Write out the complete material exactly as it stands.

== PROVIDED DATA

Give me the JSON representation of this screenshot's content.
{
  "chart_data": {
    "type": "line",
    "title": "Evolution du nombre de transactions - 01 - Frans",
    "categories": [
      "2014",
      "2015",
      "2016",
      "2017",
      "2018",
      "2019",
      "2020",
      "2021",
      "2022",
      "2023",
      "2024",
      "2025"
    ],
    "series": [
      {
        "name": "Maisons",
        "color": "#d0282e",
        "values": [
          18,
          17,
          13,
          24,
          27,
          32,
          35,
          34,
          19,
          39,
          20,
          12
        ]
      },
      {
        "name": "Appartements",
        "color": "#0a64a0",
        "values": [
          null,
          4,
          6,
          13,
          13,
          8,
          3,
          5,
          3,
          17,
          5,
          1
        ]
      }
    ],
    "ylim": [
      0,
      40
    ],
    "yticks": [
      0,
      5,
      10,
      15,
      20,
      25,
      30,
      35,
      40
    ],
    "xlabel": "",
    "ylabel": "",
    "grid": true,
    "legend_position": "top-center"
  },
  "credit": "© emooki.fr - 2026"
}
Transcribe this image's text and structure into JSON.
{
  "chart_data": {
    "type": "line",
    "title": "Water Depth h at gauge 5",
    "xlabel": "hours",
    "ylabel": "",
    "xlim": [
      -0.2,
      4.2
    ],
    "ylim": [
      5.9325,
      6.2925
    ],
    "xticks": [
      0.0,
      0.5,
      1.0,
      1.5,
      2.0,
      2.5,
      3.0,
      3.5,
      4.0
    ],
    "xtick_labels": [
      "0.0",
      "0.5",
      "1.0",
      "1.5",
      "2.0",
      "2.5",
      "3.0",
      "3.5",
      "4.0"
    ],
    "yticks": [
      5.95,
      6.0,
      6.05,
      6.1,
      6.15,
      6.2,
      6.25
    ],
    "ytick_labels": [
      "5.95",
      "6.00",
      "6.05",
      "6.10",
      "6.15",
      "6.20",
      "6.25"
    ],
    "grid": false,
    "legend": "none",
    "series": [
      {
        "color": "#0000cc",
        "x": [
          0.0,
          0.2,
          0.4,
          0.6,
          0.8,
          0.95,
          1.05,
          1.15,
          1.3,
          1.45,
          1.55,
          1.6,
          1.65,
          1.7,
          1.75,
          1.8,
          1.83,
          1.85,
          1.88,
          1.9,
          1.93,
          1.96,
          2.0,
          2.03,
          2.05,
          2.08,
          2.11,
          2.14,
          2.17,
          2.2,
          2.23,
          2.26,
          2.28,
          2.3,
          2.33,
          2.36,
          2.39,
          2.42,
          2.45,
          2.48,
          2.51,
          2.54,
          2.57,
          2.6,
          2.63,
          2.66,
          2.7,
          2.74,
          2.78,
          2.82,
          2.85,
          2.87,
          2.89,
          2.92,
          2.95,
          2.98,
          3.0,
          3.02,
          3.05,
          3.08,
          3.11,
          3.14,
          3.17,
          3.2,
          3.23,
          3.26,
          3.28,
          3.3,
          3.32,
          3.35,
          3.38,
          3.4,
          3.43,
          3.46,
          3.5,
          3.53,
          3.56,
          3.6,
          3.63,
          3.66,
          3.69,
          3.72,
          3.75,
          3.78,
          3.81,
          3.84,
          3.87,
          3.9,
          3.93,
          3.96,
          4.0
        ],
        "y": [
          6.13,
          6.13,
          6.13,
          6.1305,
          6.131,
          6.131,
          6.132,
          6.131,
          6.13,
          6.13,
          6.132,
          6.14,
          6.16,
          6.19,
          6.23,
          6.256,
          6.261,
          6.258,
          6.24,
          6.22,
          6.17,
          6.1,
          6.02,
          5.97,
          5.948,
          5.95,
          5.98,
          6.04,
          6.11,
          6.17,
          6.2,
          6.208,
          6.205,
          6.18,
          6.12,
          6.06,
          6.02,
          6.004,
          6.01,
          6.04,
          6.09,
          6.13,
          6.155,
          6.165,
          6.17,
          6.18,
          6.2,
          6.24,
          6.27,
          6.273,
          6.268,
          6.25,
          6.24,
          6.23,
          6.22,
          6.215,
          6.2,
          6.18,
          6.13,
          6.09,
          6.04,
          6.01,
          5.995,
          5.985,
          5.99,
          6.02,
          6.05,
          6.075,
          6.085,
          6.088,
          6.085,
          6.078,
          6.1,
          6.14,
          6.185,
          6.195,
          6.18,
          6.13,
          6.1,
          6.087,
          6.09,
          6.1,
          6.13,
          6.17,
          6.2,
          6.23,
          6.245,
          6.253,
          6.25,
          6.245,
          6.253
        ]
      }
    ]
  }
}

====

--- FINAL RESULT ---
Give me the JSON representation of this screenshot's content.
{
  "chart_data": {
    "type": "line",
    "title": "Evolution du nombre de transactions - 01 - Frans",
    "categories": [
      "2014",
      "2015",
      "2016",
      "2017",
      "2018",
      "2019",
      "2020",
      "2021",
      "2022",
      "2023",
      "2024",
      "2025"
    ],
    "series": [
      {
        "name": "Maisons",
        "color": "#d0282e",
        "values": [
          18,
          17,
          13,
          24,
          27,
          32,
          35,
          34,
          19,
          39,
          20,
          12
        ]
      },
      {
        "name": "Appartements",
        "color": "#0a64a0",
        "values": [
          null,
          4,
          6,
          13,
          13,
          8,
          3,
          5,
          3,
          17,
          5,
          1
        ]
      }
    ],
    "ylim": [
      0,
      40
    ],
    "yticks": [
      0,
      5,
      10,
      15,
      20,
      25,
      30,
      35,
      40
    ],
    "xlabel": "",
    "ylabel": "",
    "grid": true,
    "legend_position": "top-center"
  },
  "credit": "© emooki.fr - 2026"
}
Transcribe this image's text and structure into JSON.
{
  "chart_data": {
    "type": "line",
    "title": "Water Depth h at gauge 5",
    "xlabel": "hours",
    "ylabel": "",
    "xlim": [
      -0.2,
      4.2
    ],
    "ylim": [
      5.9325,
      6.2925
    ],
    "xticks": [
      0.0,
      0.5,
      1.0,
      1.5,
      2.0,
      2.5,
      3.0,
      3.5,
      4.0
    ],
    "xtick_labels": [
      "0.0",
      "0.5",
      "1.0",
      "1.5",
      "2.0",
      "2.5",
      "3.0",
      "3.5",
      "4.0"
    ],
    "yticks": [
      5.95,
      6.0,
      6.05,
      6.1,
      6.15,
      6.2,
      6.25
    ],
    "ytick_labels": [
      "5.95",
      "6.00",
      "6.05",
      "6.10",
      "6.15",
      "6.20",
      "6.25"
    ],
    "grid": false,
    "legend": "none",
    "series": [
      {
        "color": "#0000cc",
        "x": [
          0.0,
          0.2,
          0.4,
          0.6,
          0.8,
          0.95,
          1.05,
          1.15,
          1.3,
          1.45,
          1.55,
          1.6,
          1.65,
          1.7,
          1.75,
          1.8,
          1.83,
          1.85,
          1.88,
          1.9,
          1.93,
          1.96,
          2.0,
          2.03,
          2.05,
          2.08,
          2.11,
          2.14,
          2.17,
          2.2,
          2.23,
          2.26,
          2.28,
          2.3,
          2.33,
          2.36,
          2.39,
          2.42,
          2.45,
          2.48,
          2.51,
          2.54,
          2.57,
          2.6,
          2.63,
          2.66,
          2.7,
          2.74,
          2.78,
          2.82,
          2.85,
          2.87,
          2.89,
          2.92,
          2.95,
          2.98,
          3.0,
          3.02,
          3.05,
          3.08,
          3.11,
          3.14,
          3.17,
          3.2,
          3.23,
          3.26,
          3.28,
          3.3,
          3.32,
          3.35,
          3.38,
          3.4,
          3.43,
          3.46,
          3.5,
          3.53,
          3.56,
          3.6,
          3.63,
          3.66,
          3.69,
          3.72,
          3.75,
          3.78,
          3.81,
          3.84,
          3.87,
          3.9,
          3.93,
          3.96,
          4.0
        ],
        "y": [
          6.13,
          6.13,
          6.13,
          6.1305,
          6.131,
          6.131,
          6.132,
          6.131,
          6.13,
          6.13,
          6.132,
          6.14,
          6.16,
          6.19,
          6.23,
          6.256,
          6.261,
          6.258,
          6.24,
          6.22,
          6.17,
          6.1,
          6.02,
          5.97,
          5.948,
          5.95,
          5.98,
          6.04,
          6.11,
          6.17,
          6.2,
          6.208,
          6.205,
          6.18,
          6.12,
          6.06,
          6.02,
          6.004,
          6.01,
          6.04,
          6.09,
          6.13,
          6.155,
          6.165,
          6.17,
          6.18,
          6.2,
          6.24,
          6.27,
          6.273,
          6.268,
          6.25,
          6.24,
          6.23,
          6.22,
          6.215,
          6.2,
          6.18,
          6.13,
          6.09,
          6.04,
          6.01,
          5.995,
          5.985,
          5.99,
          6.02,
          6.05,
          6.075,
          6.085,
          6.088,
          6.085,
          6.078,
          6.1,
          6.14,
          6.185,
          6.195,
          6.18,
          6.13,
          6.1,
          6.087,
          6.09,
          6.1,
          6.13,
          6.17,
          6.2,
          6.23,
          6.245,
          6.253,
          6.25,
          6.245,
          6.253
        ]
      }
    ]
  }
}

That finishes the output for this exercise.